(Stored data)
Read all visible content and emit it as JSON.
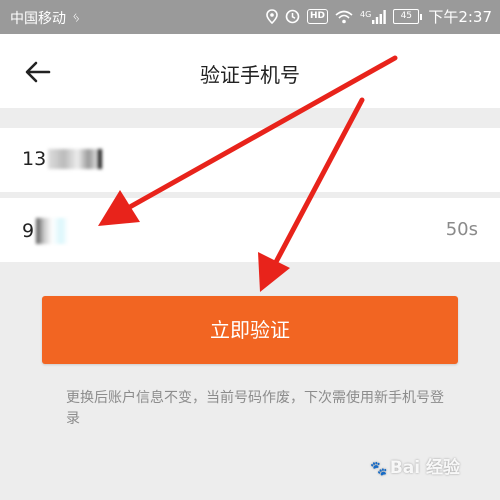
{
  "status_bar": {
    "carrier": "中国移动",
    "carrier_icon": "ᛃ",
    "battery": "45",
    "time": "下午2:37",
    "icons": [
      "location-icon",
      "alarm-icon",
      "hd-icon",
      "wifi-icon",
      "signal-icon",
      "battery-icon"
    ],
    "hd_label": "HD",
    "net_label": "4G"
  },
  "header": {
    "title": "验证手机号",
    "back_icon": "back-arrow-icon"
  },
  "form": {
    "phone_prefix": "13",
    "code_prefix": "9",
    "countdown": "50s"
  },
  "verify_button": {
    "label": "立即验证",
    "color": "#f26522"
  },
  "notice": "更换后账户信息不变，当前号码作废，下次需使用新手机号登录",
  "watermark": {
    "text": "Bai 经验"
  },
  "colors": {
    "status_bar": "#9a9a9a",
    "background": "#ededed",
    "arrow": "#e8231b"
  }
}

...

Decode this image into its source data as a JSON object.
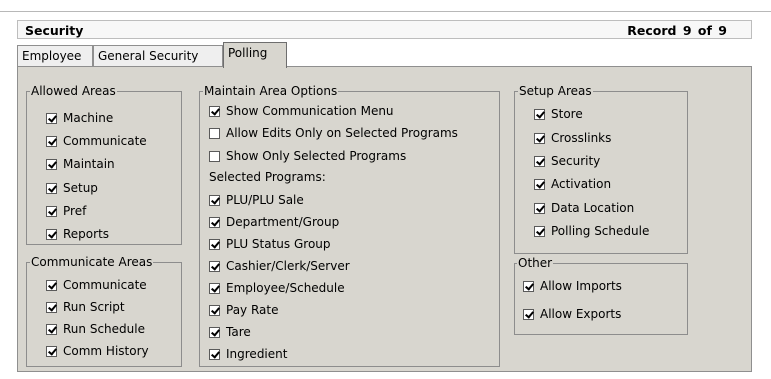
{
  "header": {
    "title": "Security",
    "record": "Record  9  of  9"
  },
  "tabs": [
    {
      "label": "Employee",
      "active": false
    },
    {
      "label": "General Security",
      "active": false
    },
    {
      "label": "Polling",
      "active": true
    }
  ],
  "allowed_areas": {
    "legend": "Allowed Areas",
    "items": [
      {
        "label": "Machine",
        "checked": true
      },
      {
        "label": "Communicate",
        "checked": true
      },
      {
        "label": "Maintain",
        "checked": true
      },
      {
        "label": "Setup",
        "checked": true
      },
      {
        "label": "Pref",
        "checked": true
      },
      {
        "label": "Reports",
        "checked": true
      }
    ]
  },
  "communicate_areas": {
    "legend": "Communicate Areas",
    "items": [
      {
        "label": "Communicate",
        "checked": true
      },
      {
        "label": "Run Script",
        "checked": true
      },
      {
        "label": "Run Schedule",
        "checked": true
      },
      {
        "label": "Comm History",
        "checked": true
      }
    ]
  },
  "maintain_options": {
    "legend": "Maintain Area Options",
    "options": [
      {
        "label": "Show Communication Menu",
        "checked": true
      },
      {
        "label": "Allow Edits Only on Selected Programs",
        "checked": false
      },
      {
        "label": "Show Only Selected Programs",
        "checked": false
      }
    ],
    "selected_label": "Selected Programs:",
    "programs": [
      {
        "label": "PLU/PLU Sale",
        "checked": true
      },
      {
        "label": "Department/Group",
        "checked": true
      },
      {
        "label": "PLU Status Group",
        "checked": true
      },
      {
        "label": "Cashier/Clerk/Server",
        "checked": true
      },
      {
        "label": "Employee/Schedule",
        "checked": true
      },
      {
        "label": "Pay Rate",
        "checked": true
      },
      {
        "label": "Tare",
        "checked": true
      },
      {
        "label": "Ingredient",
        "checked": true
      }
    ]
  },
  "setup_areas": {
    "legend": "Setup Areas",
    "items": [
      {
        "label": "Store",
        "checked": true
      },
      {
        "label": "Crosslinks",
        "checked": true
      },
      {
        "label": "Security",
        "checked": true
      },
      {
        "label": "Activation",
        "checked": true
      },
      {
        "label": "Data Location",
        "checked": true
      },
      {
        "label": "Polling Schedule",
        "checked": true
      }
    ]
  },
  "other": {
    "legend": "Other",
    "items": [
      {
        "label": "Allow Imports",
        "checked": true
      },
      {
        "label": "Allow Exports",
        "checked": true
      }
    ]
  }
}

**EXERCISE:**
Go through the entries and return each line where the word "Group" appears.

**RESULT OF THIS TASK:**
        "label": "Department/Group",
        "label": "PLU Status Group",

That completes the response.